Problem to solve: List each line of the data in which the string "lvproj" appears.

Material provided:

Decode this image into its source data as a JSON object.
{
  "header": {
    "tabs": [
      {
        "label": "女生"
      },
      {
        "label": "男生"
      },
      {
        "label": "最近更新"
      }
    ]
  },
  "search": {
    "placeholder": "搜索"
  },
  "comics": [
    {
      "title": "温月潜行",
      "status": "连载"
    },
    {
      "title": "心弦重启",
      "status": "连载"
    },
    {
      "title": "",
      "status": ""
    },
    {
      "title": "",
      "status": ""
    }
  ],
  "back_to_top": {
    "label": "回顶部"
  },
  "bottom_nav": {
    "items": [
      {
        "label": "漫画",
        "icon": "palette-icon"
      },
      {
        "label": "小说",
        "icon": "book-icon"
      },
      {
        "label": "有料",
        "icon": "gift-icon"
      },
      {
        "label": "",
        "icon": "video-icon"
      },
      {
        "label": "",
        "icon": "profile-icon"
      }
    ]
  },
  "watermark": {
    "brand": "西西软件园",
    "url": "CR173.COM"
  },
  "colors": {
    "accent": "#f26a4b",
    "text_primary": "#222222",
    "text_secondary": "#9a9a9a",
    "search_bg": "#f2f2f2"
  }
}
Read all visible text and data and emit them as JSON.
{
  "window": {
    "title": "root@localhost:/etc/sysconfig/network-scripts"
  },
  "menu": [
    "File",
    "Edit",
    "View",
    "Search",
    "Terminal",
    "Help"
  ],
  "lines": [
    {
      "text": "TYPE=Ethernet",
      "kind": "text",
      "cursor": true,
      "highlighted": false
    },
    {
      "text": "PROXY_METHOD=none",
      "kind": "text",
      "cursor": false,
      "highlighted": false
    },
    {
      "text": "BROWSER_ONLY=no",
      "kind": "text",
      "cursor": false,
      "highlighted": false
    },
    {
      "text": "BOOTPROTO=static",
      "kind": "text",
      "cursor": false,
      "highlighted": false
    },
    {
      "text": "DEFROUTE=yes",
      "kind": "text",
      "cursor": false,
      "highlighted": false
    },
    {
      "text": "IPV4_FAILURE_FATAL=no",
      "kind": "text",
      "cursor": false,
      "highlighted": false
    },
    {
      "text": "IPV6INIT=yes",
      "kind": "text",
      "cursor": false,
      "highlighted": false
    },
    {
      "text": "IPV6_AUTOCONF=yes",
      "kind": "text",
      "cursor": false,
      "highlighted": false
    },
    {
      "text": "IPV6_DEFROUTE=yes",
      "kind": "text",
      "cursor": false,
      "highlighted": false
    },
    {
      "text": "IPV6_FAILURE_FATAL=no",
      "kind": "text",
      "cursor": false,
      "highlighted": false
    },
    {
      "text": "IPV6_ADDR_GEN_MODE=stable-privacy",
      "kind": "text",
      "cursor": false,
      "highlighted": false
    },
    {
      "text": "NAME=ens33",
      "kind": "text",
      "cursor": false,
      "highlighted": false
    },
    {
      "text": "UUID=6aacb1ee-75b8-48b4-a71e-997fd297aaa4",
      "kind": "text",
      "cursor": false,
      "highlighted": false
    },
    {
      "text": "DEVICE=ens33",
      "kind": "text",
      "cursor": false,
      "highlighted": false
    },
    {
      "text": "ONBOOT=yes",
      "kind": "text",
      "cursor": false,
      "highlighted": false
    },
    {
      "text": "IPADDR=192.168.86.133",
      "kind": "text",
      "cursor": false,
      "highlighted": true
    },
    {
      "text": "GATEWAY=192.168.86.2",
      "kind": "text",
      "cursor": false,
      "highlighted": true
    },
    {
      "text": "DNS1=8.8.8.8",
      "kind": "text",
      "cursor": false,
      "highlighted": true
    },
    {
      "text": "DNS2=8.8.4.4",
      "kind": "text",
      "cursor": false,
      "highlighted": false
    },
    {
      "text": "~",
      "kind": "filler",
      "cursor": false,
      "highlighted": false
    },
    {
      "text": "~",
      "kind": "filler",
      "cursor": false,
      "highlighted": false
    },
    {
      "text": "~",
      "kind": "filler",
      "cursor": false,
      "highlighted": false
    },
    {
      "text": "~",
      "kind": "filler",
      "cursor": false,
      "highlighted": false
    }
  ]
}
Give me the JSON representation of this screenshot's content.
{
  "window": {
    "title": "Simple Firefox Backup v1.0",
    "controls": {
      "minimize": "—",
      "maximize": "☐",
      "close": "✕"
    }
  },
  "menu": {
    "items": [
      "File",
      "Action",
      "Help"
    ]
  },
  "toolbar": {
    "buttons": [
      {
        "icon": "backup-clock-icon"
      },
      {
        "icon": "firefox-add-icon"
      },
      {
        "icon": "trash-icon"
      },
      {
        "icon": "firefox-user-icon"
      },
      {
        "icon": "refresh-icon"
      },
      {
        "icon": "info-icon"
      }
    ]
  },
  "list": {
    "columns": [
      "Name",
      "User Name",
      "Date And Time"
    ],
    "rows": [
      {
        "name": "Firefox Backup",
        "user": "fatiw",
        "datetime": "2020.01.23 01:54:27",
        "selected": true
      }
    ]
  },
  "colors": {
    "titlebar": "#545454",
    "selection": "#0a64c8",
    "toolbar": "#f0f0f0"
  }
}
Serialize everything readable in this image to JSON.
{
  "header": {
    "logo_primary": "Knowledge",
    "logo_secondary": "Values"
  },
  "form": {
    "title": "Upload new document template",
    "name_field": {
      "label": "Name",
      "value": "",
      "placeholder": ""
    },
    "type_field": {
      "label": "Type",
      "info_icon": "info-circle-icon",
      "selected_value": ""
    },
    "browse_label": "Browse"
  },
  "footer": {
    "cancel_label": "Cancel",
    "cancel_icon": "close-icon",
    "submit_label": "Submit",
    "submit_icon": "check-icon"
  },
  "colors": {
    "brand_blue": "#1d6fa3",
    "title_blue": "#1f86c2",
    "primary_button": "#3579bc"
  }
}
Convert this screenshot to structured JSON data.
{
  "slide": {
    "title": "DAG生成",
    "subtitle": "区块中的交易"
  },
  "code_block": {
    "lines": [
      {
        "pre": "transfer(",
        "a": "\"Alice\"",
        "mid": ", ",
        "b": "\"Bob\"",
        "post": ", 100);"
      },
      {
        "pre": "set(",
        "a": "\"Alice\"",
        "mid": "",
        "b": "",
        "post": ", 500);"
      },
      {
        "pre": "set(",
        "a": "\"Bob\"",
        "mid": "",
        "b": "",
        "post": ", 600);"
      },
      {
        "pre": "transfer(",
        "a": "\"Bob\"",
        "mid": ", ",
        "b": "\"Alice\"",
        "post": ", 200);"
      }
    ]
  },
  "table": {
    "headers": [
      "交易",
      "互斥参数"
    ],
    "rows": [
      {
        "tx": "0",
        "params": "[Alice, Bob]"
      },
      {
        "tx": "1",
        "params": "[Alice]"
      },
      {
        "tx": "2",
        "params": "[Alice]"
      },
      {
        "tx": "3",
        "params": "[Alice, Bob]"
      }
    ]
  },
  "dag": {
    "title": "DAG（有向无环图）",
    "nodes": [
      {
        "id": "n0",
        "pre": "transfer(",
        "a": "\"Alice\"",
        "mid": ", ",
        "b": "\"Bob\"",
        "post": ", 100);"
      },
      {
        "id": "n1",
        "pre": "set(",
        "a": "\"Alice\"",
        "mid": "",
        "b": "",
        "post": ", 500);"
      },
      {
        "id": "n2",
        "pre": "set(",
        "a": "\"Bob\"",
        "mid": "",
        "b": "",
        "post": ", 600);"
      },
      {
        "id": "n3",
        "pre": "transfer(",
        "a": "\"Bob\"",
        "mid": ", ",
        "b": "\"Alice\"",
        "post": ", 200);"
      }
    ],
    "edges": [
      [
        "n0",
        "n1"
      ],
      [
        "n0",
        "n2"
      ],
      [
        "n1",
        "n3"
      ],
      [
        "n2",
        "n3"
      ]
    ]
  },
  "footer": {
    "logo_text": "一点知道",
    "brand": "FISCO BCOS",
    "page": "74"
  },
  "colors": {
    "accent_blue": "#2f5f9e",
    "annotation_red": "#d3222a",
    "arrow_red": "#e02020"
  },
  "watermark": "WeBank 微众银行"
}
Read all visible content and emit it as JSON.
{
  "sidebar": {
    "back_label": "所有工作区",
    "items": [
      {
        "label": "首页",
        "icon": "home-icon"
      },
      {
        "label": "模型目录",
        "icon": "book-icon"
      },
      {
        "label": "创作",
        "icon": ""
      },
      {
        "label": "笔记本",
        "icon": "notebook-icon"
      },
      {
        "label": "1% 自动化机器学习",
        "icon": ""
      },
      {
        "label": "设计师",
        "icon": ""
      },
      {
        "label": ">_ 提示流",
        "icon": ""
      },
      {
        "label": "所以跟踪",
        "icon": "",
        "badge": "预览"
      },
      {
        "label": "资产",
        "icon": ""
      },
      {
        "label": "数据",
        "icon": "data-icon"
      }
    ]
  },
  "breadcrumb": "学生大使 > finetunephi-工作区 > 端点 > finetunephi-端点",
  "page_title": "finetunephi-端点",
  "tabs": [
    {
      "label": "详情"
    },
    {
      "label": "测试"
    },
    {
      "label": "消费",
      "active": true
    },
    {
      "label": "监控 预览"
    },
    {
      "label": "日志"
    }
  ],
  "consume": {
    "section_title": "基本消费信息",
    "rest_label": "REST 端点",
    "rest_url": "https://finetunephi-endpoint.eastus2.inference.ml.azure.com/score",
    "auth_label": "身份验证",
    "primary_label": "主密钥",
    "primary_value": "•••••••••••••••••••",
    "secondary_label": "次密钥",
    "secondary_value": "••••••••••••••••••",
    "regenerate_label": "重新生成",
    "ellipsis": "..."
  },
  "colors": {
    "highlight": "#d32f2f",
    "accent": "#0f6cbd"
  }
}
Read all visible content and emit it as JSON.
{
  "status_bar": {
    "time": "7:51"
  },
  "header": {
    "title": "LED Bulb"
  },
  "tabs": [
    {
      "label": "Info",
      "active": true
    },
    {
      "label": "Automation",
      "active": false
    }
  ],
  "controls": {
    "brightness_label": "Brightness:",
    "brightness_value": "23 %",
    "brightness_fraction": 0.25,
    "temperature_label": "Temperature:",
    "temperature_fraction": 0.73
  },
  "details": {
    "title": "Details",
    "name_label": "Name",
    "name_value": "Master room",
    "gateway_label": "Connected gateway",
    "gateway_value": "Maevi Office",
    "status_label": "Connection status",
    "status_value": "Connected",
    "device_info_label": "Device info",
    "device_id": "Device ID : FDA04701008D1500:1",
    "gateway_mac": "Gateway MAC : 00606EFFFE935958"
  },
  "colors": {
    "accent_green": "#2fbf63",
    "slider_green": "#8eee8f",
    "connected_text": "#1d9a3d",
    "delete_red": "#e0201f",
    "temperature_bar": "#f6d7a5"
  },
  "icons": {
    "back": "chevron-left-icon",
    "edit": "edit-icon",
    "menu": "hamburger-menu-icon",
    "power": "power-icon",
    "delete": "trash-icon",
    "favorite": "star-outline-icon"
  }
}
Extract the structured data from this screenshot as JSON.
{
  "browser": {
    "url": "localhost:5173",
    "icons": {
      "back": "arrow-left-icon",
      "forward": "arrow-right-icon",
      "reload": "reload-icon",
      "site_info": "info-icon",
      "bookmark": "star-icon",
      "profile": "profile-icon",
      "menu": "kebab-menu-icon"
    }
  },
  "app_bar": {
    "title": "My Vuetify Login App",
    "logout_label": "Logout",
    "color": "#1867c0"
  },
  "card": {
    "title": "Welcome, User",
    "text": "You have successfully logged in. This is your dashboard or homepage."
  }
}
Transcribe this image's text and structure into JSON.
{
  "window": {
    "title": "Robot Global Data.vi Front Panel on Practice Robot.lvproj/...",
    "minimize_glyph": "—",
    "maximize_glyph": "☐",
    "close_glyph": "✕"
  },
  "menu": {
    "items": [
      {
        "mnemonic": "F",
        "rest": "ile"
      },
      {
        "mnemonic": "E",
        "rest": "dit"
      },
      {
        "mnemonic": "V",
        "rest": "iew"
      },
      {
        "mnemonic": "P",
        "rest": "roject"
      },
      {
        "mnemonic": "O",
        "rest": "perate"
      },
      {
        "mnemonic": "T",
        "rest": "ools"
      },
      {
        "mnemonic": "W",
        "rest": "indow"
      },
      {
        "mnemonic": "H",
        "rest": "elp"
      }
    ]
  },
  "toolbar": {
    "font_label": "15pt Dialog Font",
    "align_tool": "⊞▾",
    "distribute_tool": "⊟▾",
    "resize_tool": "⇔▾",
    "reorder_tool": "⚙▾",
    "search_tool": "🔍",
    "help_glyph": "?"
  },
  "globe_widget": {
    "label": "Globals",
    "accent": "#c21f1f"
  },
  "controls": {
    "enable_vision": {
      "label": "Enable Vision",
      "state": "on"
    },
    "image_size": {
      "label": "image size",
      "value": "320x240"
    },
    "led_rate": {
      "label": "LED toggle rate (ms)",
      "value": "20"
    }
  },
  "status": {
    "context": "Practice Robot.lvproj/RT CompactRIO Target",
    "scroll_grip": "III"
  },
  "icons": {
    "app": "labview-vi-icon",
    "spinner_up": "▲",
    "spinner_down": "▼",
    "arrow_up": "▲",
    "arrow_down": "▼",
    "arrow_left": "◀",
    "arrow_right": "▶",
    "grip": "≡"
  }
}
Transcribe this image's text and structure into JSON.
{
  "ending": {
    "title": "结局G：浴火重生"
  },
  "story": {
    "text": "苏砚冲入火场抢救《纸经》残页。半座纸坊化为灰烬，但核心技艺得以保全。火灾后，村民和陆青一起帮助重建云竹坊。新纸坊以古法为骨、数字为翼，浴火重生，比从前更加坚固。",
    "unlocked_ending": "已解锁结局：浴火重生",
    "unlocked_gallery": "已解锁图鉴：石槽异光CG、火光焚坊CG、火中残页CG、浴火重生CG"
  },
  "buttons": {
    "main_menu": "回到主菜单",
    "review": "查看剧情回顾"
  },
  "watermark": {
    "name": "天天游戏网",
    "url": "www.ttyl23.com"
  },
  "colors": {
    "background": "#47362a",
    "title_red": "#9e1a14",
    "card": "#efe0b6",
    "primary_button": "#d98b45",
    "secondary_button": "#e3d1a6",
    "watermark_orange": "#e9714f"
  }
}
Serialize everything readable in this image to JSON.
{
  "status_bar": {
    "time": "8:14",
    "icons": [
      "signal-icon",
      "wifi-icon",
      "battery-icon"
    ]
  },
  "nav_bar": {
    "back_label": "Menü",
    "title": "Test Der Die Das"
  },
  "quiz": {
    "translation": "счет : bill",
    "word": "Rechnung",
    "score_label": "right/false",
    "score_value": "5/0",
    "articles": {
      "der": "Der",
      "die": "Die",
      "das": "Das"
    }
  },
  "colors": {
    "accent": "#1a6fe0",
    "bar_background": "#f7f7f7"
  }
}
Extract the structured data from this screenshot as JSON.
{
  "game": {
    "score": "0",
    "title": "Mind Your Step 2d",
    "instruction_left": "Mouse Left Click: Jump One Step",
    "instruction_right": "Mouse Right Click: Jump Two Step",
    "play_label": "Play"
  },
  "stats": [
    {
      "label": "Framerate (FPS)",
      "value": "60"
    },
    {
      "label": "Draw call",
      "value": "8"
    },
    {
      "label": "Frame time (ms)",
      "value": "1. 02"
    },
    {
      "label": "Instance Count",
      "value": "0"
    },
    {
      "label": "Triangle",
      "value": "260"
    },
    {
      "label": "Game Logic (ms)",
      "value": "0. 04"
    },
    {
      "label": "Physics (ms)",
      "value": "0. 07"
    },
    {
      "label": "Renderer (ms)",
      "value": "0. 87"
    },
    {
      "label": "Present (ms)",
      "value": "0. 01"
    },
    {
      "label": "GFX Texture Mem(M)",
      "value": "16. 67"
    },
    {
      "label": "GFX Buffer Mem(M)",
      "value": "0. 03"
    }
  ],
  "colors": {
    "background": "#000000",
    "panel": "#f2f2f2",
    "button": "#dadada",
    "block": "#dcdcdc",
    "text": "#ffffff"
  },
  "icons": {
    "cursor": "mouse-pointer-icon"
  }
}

Solution to this exercise:
    "title": "Robot Global Data.vi Front Panel on Practice Robot.lvproj/...",
    "context": "Practice Robot.lvproj/RT CompactRIO Target",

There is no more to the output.